Excerpt:
>>>

Christof Heyns, UN special rapporteur on extrajudicial, summary or arbitrary executions, had concluded after examining a video provided by Britain's Channel Four, that the footage was authentic.

His investigation drew from findings by a forensic pathologist, two forensic video analysts, as well as a firearms expert, and came to the same conclusion as that of his predecessor Philip Alston, who had earlier looked at extracts of the video.

Pieris drew attention to the experts consulted by Heyns, noting that three out of four were the same as those used by Alston. The attorney-general claimed that engaging the same experts could have led to a "general reaffirmation of the conclusions" of Alston.

He took aim particularly at one of the experts, saying that he is a technical representative for a software brand "which was used to enhance the 2009 video."

"This procedure does not augur well for the concept of independence as after all justice... should not only be done but should appear to be done," he said.

<<<

Tasks for this exercise:
1. In the excerpt on the Channel Four video, what are the answers to these questions?
(a) Who provided the video that Heyns examined?
(b) How many of the experts consulted by Heyns were the same as those used by Alston?
(c) According to the attorney-general, what is one of the experts a technical representative for?
2. Does each statement below agree with the excerpt on the Channel Four video? Answer yes or no, and quote the words that decide it.
(a) Heyns concluded that the footage was not authentic.
(b) Alston had earlier looked at extracts of the video.
(c) Heyns's investigation drew on findings from two forensic pathologists.

Given data:
>>>

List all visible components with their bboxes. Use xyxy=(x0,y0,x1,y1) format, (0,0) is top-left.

<<<

The answers:
1.
(a) Britain's Channel Four.
(b) Three out of four.
(c) A software brand that was used to enhance the 2009 video.

2.
(a) No: "the footage was authentic."
(b) Yes: "who had earlier looked at extracts of the video."
(c) No: "a forensic pathologist, two forensic video analysts, as well as a firearms expert"